Dataset entries on figures
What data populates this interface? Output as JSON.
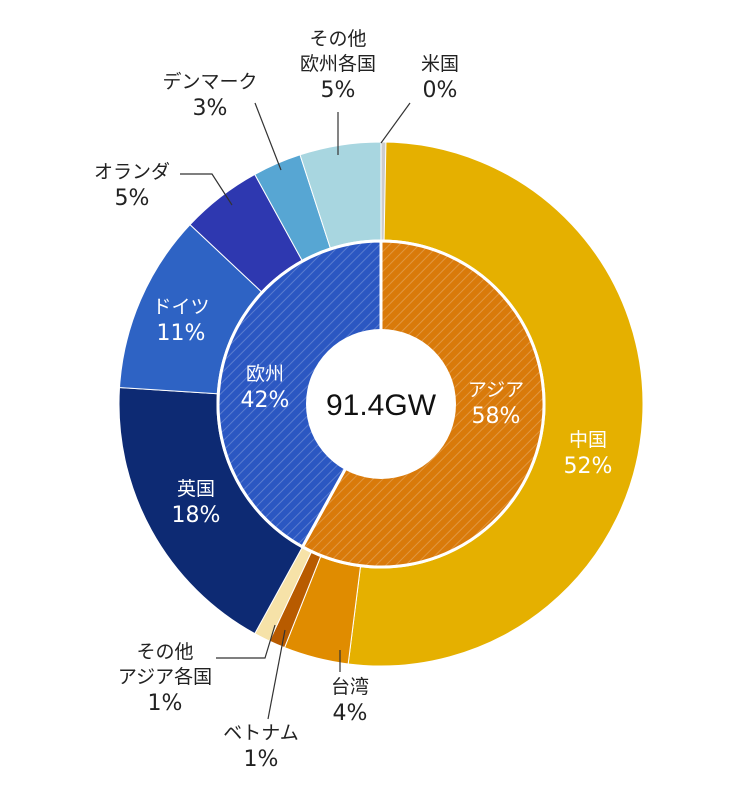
{
  "chart_data": {
    "type": "pie",
    "center_label": "91.4GW",
    "inner_ring": [
      {
        "name": "アジア",
        "value": 58,
        "pct_label": "58%",
        "color": "#D97A0A"
      },
      {
        "name": "欧州",
        "value": 42,
        "pct_label": "42%",
        "color": "#2B57C2"
      }
    ],
    "outer_ring": [
      {
        "name": "中国",
        "value": 52,
        "pct_label": "52%",
        "color": "#E5B000",
        "group": "アジア"
      },
      {
        "name": "台湾",
        "value": 4,
        "pct_label": "4%",
        "color": "#E08C00",
        "group": "アジア"
      },
      {
        "name": "ベトナム",
        "value": 1,
        "pct_label": "1%",
        "color": "#B85B00",
        "group": "アジア"
      },
      {
        "name": "その他アジア各国",
        "name_lines": [
          "その他",
          "アジア各国"
        ],
        "value": 1,
        "pct_label": "1%",
        "color": "#F6E2A8",
        "group": "アジア"
      },
      {
        "name": "英国",
        "value": 18,
        "pct_label": "18%",
        "color": "#0D2A73",
        "group": "欧州"
      },
      {
        "name": "ドイツ",
        "value": 11,
        "pct_label": "11%",
        "color": "#2E63C4",
        "group": "欧州"
      },
      {
        "name": "オランダ",
        "value": 5,
        "pct_label": "5%",
        "color": "#2E38B0",
        "group": "欧州"
      },
      {
        "name": "デンマーク",
        "value": 3,
        "pct_label": "3%",
        "color": "#57A6D3",
        "group": "欧州"
      },
      {
        "name": "その他欧州各国",
        "name_lines": [
          "その他",
          "欧州各国"
        ],
        "value": 5,
        "pct_label": "5%",
        "color": "#A8D6E0",
        "group": "欧州"
      },
      {
        "name": "米国",
        "value": 0,
        "pct_label": "0%",
        "color": "#CCCCCC",
        "group": "米州"
      }
    ]
  }
}
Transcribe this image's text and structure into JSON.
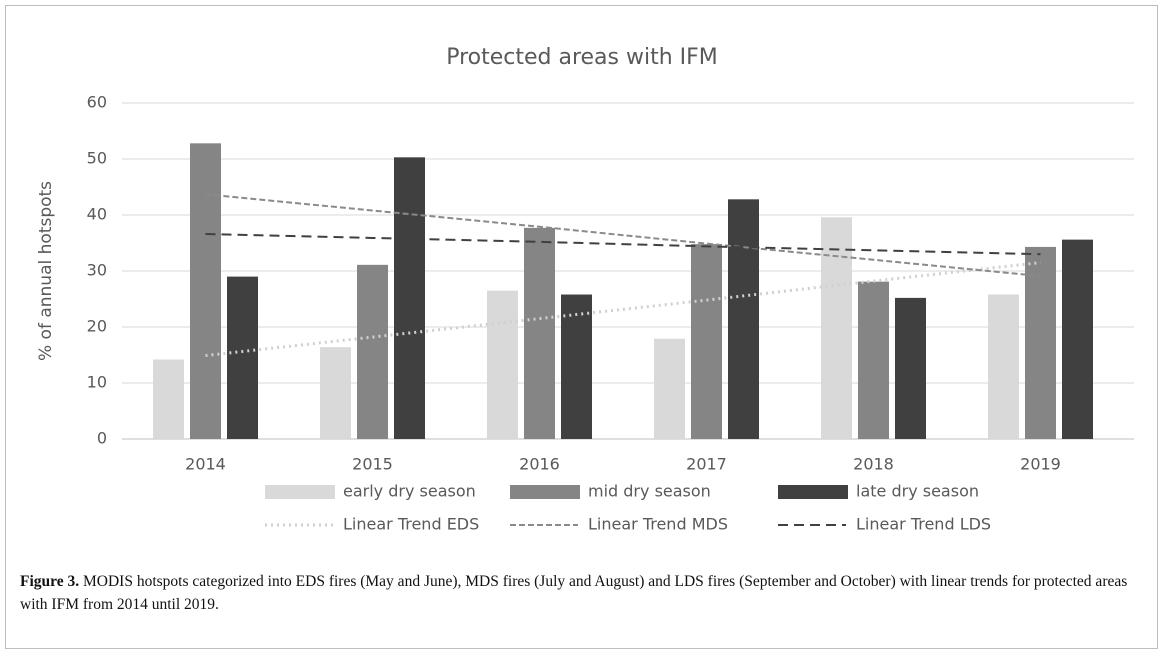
{
  "chart_data": {
    "type": "bar",
    "title": "Protected areas with IFM",
    "y_label": "% of annual hotspots",
    "categories": [
      "2014",
      "2015",
      "2016",
      "2017",
      "2018",
      "2019"
    ],
    "series": [
      {
        "name": "early dry season",
        "color": "#d9d9d9",
        "values": [
          14.2,
          16.4,
          26.5,
          17.9,
          39.6,
          25.8
        ]
      },
      {
        "name": "mid dry season",
        "color": "#858585",
        "values": [
          52.8,
          31.1,
          37.7,
          34.8,
          28.1,
          34.3
        ]
      },
      {
        "name": "late dry season",
        "color": "#404040",
        "values": [
          29,
          50.3,
          25.8,
          42.8,
          25.2,
          35.6
        ]
      },
      {
        "name": "Linear Trend EDS",
        "type": "line",
        "line_style": "dotted",
        "color": "#d0d0d0",
        "values": [
          14.9,
          18.2,
          21.5,
          24.8,
          28.2,
          31.5
        ]
      },
      {
        "name": "Linear Trend MDS",
        "type": "line",
        "line_style": "dashed",
        "color": "#8a8a8a",
        "values": [
          43.7,
          40.8,
          37.9,
          34.9,
          32.0,
          29.1
        ]
      },
      {
        "name": "Linear Trend LDS",
        "type": "line",
        "line_style": "long-dashed",
        "color": "#404040",
        "values": [
          36.6,
          35.9,
          35.2,
          34.4,
          33.7,
          33.0
        ]
      }
    ],
    "ylim": [
      0,
      60
    ],
    "yticks": [
      0,
      10,
      20,
      30,
      40,
      50,
      60
    ],
    "grid": true,
    "legend": "bottom"
  },
  "caption": {
    "label": "Figure 3.",
    "text": "MODIS hotspots categorized into EDS fires (May and June), MDS fires (July and August) and LDS fires (September and October) with linear trends for protected areas with IFM from 2014 until 2019."
  }
}
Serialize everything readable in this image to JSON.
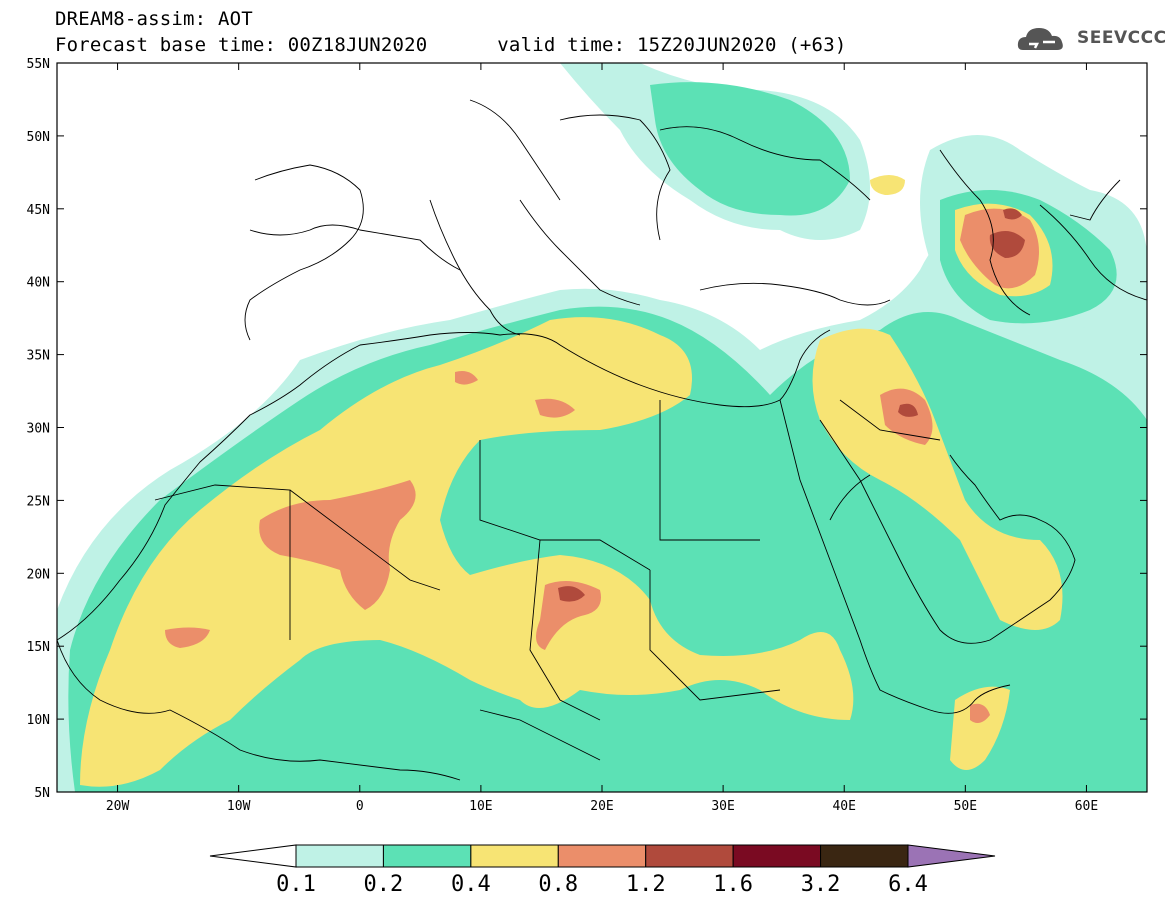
{
  "header": {
    "line1": "DREAM8-assim: AOT",
    "line2_base": "Forecast base time: 00Z18JUN2020",
    "line2_valid": "valid time: 15Z20JUN2020 (+63)"
  },
  "logo": {
    "text": "SEEVCCC",
    "icon": "cloud-icon"
  },
  "map": {
    "lat_ticks": [
      "55N",
      "50N",
      "45N",
      "40N",
      "35N",
      "30N",
      "25N",
      "20N",
      "15N",
      "10N",
      "5N"
    ],
    "lon_ticks": [
      "20W",
      "10W",
      "0",
      "10E",
      "20E",
      "30E",
      "40E",
      "50E",
      "60E"
    ],
    "extent": {
      "lon_min": -25,
      "lon_max": 65,
      "lat_min": 5,
      "lat_max": 55
    }
  },
  "colorbar": {
    "boundaries": [
      "0.1",
      "0.2",
      "0.4",
      "0.8",
      "1.2",
      "1.6",
      "3.2",
      "6.4"
    ],
    "colors": [
      "#ffffff",
      "#bff2e6",
      "#5ce1b5",
      "#f7e474",
      "#eb8e6a",
      "#b04a3c",
      "#7a0a22",
      "#3a2612",
      "#9b73b5"
    ]
  }
}
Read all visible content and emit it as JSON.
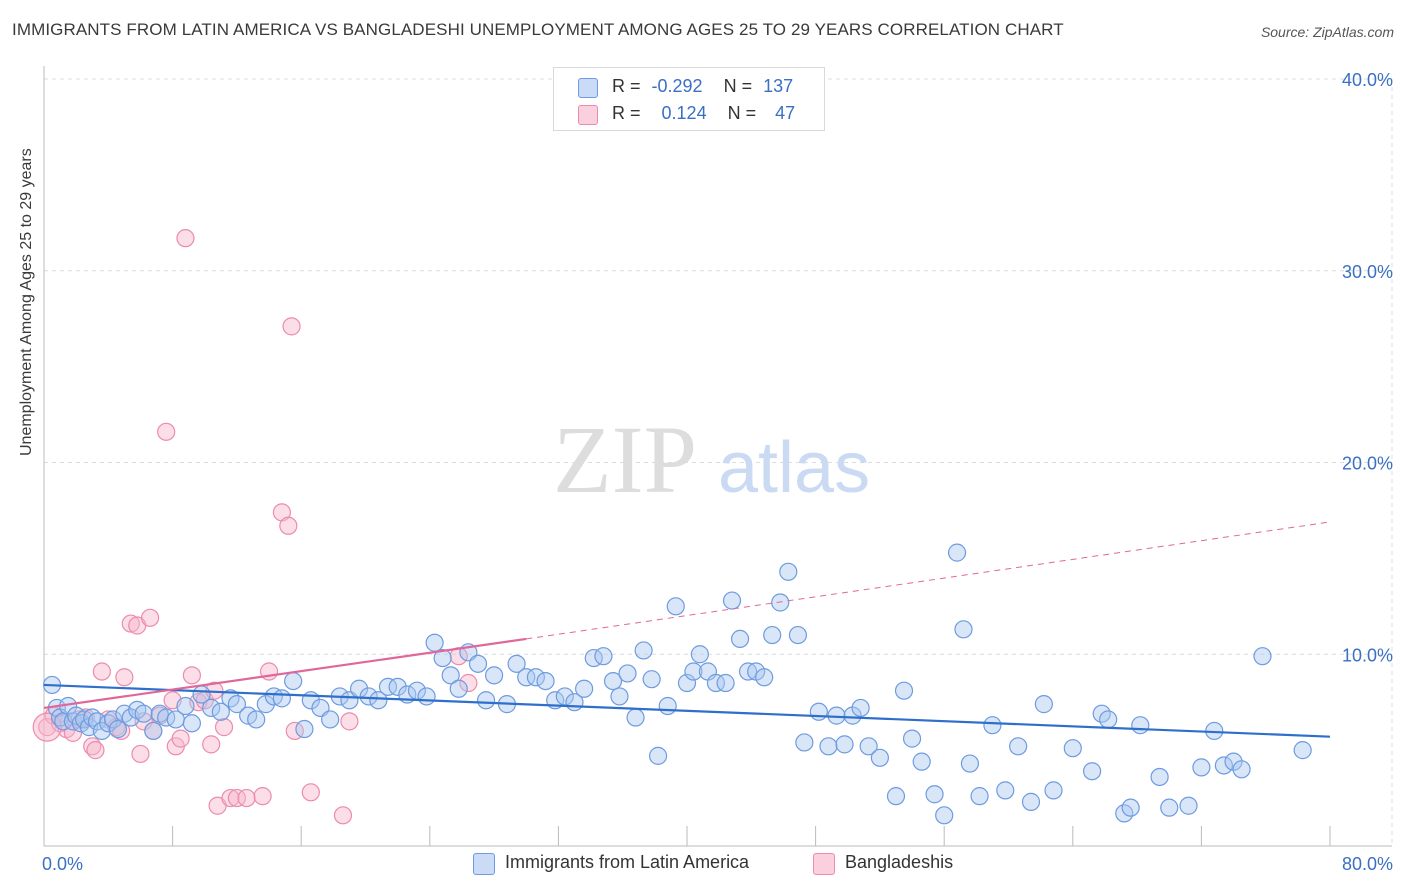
{
  "title": "IMMIGRANTS FROM LATIN AMERICA VS BANGLADESHI UNEMPLOYMENT AMONG AGES 25 TO 29 YEARS CORRELATION CHART",
  "source": "Source: ZipAtlas.com",
  "watermark": {
    "zip": "ZIP",
    "atlas": "atlas"
  },
  "legend": {
    "rows": [
      {
        "r_label": "R =",
        "r_value": "-0.292",
        "n_label": "N =",
        "n_value": "137"
      },
      {
        "r_label": "R =",
        "r_value": "0.124",
        "n_label": "N =",
        "n_value": "47"
      }
    ]
  },
  "bottom_legend": [
    "Immigrants from Latin America",
    "Bangladeshis"
  ],
  "colors": {
    "blue_fill": "#a9c7f0",
    "blue_stroke": "#6e9be0",
    "blue_line": "#2f6fcc",
    "pink_fill": "#f7b6cb",
    "pink_stroke": "#ec8bac",
    "pink_line": "#e0679a",
    "axis_text": "#3a6fc4",
    "grid": "#dcdcdc"
  },
  "chart_data": {
    "type": "scatter",
    "title": "IMMIGRANTS FROM LATIN AMERICA VS BANGLADESHI UNEMPLOYMENT AMONG AGES 25 TO 29 YEARS CORRELATION CHART",
    "xlabel": "",
    "ylabel": "Unemployment Among Ages 25 to 29 years",
    "xlim": [
      0,
      80
    ],
    "ylim": [
      0,
      40
    ],
    "x_tick_labels": [
      "0.0%",
      "80.0%"
    ],
    "y_ticks": [
      10,
      20,
      30,
      40
    ],
    "y_tick_labels": [
      "10.0%",
      "20.0%",
      "30.0%",
      "40.0%"
    ],
    "grid": true,
    "legend_position": "top-center",
    "series": [
      {
        "name": "Immigrants from Latin America",
        "r": -0.292,
        "n": 137,
        "trend": {
          "x": [
            0,
            80
          ],
          "y": [
            8.4,
            5.7
          ]
        },
        "points": [
          [
            0.5,
            8.4
          ],
          [
            0.8,
            7.2
          ],
          [
            1.0,
            6.7
          ],
          [
            1.2,
            6.5
          ],
          [
            1.5,
            7.3
          ],
          [
            1.8,
            6.5
          ],
          [
            2.0,
            6.8
          ],
          [
            2.3,
            6.4
          ],
          [
            2.5,
            6.6
          ],
          [
            2.8,
            6.2
          ],
          [
            3.0,
            6.7
          ],
          [
            3.3,
            6.5
          ],
          [
            3.6,
            6.0
          ],
          [
            4.0,
            6.4
          ],
          [
            4.3,
            6.6
          ],
          [
            4.6,
            6.1
          ],
          [
            5.0,
            6.9
          ],
          [
            5.4,
            6.7
          ],
          [
            5.8,
            7.1
          ],
          [
            6.2,
            6.9
          ],
          [
            6.8,
            6.0
          ],
          [
            7.2,
            6.9
          ],
          [
            7.6,
            6.7
          ],
          [
            8.2,
            6.6
          ],
          [
            8.8,
            7.3
          ],
          [
            9.2,
            6.4
          ],
          [
            9.8,
            7.9
          ],
          [
            10.4,
            7.2
          ],
          [
            11.0,
            7.0
          ],
          [
            11.6,
            7.7
          ],
          [
            12.0,
            7.4
          ],
          [
            12.7,
            6.8
          ],
          [
            13.2,
            6.6
          ],
          [
            13.8,
            7.4
          ],
          [
            14.3,
            7.8
          ],
          [
            14.8,
            7.7
          ],
          [
            15.5,
            8.6
          ],
          [
            16.2,
            6.1
          ],
          [
            16.6,
            7.6
          ],
          [
            17.2,
            7.2
          ],
          [
            17.8,
            6.6
          ],
          [
            18.4,
            7.8
          ],
          [
            19.0,
            7.6
          ],
          [
            19.6,
            8.2
          ],
          [
            20.2,
            7.8
          ],
          [
            20.8,
            7.6
          ],
          [
            21.4,
            8.3
          ],
          [
            22.0,
            8.3
          ],
          [
            22.6,
            7.9
          ],
          [
            23.2,
            8.1
          ],
          [
            23.8,
            7.8
          ],
          [
            24.3,
            10.6
          ],
          [
            24.8,
            9.8
          ],
          [
            25.3,
            8.9
          ],
          [
            25.8,
            8.2
          ],
          [
            26.4,
            10.1
          ],
          [
            27.0,
            9.5
          ],
          [
            27.5,
            7.6
          ],
          [
            28.0,
            8.9
          ],
          [
            28.8,
            7.4
          ],
          [
            29.4,
            9.5
          ],
          [
            30.0,
            8.8
          ],
          [
            30.6,
            8.8
          ],
          [
            31.2,
            8.6
          ],
          [
            31.8,
            7.6
          ],
          [
            32.4,
            7.8
          ],
          [
            33.0,
            7.5
          ],
          [
            33.6,
            8.2
          ],
          [
            34.2,
            9.8
          ],
          [
            34.8,
            9.9
          ],
          [
            35.4,
            8.6
          ],
          [
            35.8,
            7.8
          ],
          [
            36.3,
            9.0
          ],
          [
            36.8,
            6.7
          ],
          [
            37.3,
            10.2
          ],
          [
            37.8,
            8.7
          ],
          [
            38.2,
            4.7
          ],
          [
            38.8,
            7.3
          ],
          [
            39.3,
            12.5
          ],
          [
            40.0,
            8.5
          ],
          [
            40.4,
            9.1
          ],
          [
            40.8,
            10.0
          ],
          [
            41.3,
            9.1
          ],
          [
            41.8,
            8.5
          ],
          [
            42.4,
            8.5
          ],
          [
            42.8,
            12.8
          ],
          [
            43.3,
            10.8
          ],
          [
            43.8,
            9.1
          ],
          [
            44.3,
            9.1
          ],
          [
            44.8,
            8.8
          ],
          [
            45.3,
            11.0
          ],
          [
            45.8,
            12.7
          ],
          [
            46.3,
            14.3
          ],
          [
            46.9,
            11.0
          ],
          [
            47.3,
            5.4
          ],
          [
            48.2,
            7.0
          ],
          [
            48.8,
            5.2
          ],
          [
            49.3,
            6.8
          ],
          [
            49.8,
            5.3
          ],
          [
            50.3,
            6.8
          ],
          [
            50.8,
            7.2
          ],
          [
            51.3,
            5.2
          ],
          [
            52.0,
            4.6
          ],
          [
            53.0,
            2.6
          ],
          [
            53.5,
            8.1
          ],
          [
            54.0,
            5.6
          ],
          [
            54.6,
            4.4
          ],
          [
            55.4,
            2.7
          ],
          [
            56.0,
            1.6
          ],
          [
            56.8,
            15.3
          ],
          [
            57.2,
            11.3
          ],
          [
            57.6,
            4.3
          ],
          [
            58.2,
            2.6
          ],
          [
            59.0,
            6.3
          ],
          [
            59.8,
            2.9
          ],
          [
            60.6,
            5.2
          ],
          [
            61.4,
            2.3
          ],
          [
            62.2,
            7.4
          ],
          [
            62.8,
            2.9
          ],
          [
            64.0,
            5.1
          ],
          [
            65.2,
            3.9
          ],
          [
            65.8,
            6.9
          ],
          [
            66.2,
            6.6
          ],
          [
            67.2,
            1.7
          ],
          [
            67.6,
            2.0
          ],
          [
            68.2,
            6.3
          ],
          [
            69.4,
            3.6
          ],
          [
            70.0,
            2.0
          ],
          [
            71.2,
            2.1
          ],
          [
            72.0,
            4.1
          ],
          [
            72.8,
            6.0
          ],
          [
            73.4,
            4.2
          ],
          [
            74.0,
            4.4
          ],
          [
            74.5,
            4.0
          ],
          [
            75.8,
            9.9
          ],
          [
            78.3,
            5.0
          ]
        ]
      },
      {
        "name": "Bangladeshis",
        "r": 0.124,
        "n": 47,
        "trend": {
          "x": [
            0,
            30
          ],
          "y": [
            7.2,
            10.8
          ],
          "x_dashed": [
            30,
            80
          ],
          "y_dashed": [
            10.8,
            16.9
          ]
        },
        "points": [
          [
            0.2,
            6.2
          ],
          [
            0.6,
            6.8
          ],
          [
            1.0,
            6.4
          ],
          [
            1.4,
            6.1
          ],
          [
            1.8,
            5.9
          ],
          [
            2.2,
            6.6
          ],
          [
            2.6,
            6.7
          ],
          [
            3.0,
            5.2
          ],
          [
            3.2,
            5.0
          ],
          [
            3.6,
            9.1
          ],
          [
            4.0,
            6.6
          ],
          [
            4.5,
            6.2
          ],
          [
            4.8,
            6.0
          ],
          [
            5.0,
            8.8
          ],
          [
            5.4,
            11.6
          ],
          [
            5.8,
            11.5
          ],
          [
            6.0,
            4.8
          ],
          [
            6.2,
            6.5
          ],
          [
            6.6,
            11.9
          ],
          [
            6.8,
            6.0
          ],
          [
            7.2,
            6.8
          ],
          [
            7.6,
            21.6
          ],
          [
            8.0,
            7.6
          ],
          [
            8.2,
            5.2
          ],
          [
            8.5,
            5.6
          ],
          [
            8.8,
            31.7
          ],
          [
            9.2,
            8.9
          ],
          [
            9.6,
            7.5
          ],
          [
            10.0,
            7.6
          ],
          [
            10.4,
            5.3
          ],
          [
            10.6,
            8.1
          ],
          [
            10.8,
            2.1
          ],
          [
            11.2,
            6.2
          ],
          [
            11.6,
            2.5
          ],
          [
            12.0,
            2.5
          ],
          [
            12.6,
            2.5
          ],
          [
            13.6,
            2.6
          ],
          [
            14.0,
            9.1
          ],
          [
            14.8,
            17.4
          ],
          [
            15.2,
            16.7
          ],
          [
            15.4,
            27.1
          ],
          [
            15.6,
            6.0
          ],
          [
            16.6,
            2.8
          ],
          [
            18.6,
            1.6
          ],
          [
            19.0,
            6.5
          ],
          [
            25.8,
            9.9
          ],
          [
            26.4,
            8.5
          ]
        ]
      }
    ]
  }
}
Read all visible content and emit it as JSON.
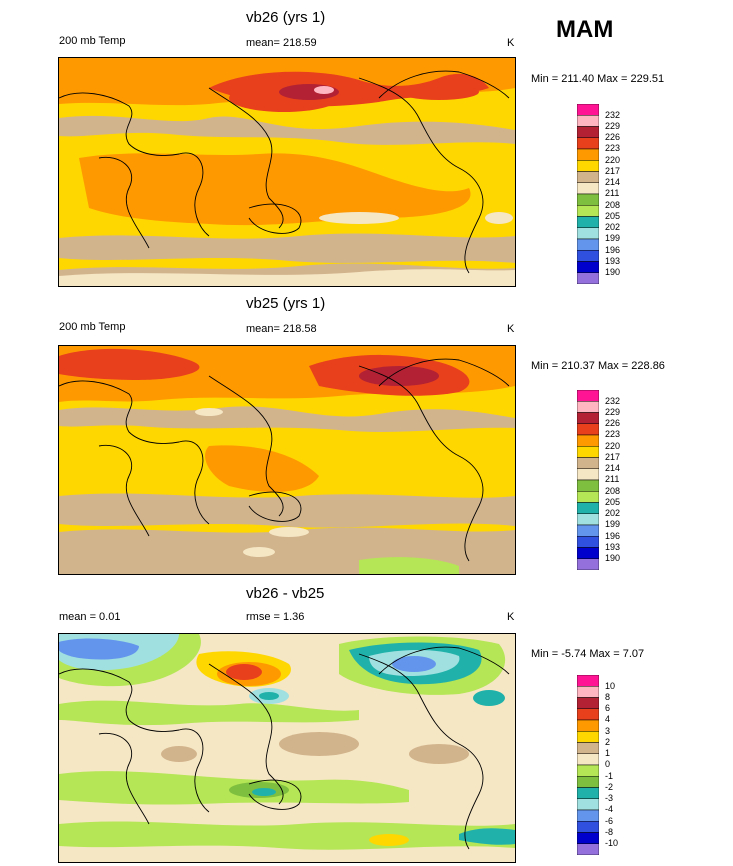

TASK DIRECTIONS - List each line of the entries that holds the string "this".

EXERCISE SOLUTION -
What data populates this interface? Output as JSON.
Transcribe this image's text and structure into JSON.
Serialize everything readable in this image to JSON.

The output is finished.